### DATA RECORDS
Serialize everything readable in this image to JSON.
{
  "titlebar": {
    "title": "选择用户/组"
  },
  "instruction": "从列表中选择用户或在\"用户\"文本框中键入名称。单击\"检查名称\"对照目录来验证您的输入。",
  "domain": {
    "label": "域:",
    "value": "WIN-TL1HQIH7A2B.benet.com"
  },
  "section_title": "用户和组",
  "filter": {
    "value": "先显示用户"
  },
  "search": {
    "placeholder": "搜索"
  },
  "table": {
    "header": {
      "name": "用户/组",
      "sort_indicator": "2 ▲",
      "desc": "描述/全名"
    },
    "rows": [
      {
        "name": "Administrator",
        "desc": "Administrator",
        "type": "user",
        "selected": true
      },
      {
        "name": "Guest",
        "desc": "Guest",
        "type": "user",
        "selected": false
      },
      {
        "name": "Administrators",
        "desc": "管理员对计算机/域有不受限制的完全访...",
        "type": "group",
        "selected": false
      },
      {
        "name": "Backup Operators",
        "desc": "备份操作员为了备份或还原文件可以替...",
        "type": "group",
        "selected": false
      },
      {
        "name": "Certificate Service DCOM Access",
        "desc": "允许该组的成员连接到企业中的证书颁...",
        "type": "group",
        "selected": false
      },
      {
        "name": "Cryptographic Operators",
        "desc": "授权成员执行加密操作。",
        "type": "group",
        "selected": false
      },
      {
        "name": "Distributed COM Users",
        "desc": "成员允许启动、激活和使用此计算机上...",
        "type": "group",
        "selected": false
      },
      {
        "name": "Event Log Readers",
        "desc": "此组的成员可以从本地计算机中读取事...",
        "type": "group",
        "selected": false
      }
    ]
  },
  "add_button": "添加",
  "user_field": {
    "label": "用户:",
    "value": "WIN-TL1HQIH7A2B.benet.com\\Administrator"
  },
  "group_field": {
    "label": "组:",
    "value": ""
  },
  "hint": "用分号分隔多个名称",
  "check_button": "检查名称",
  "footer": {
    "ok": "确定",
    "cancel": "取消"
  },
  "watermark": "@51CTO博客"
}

### THE EXERCISE
Lines of the listing that contain the word "value" are to be counted; report only their number.

### EXERCISE SOLUTION
4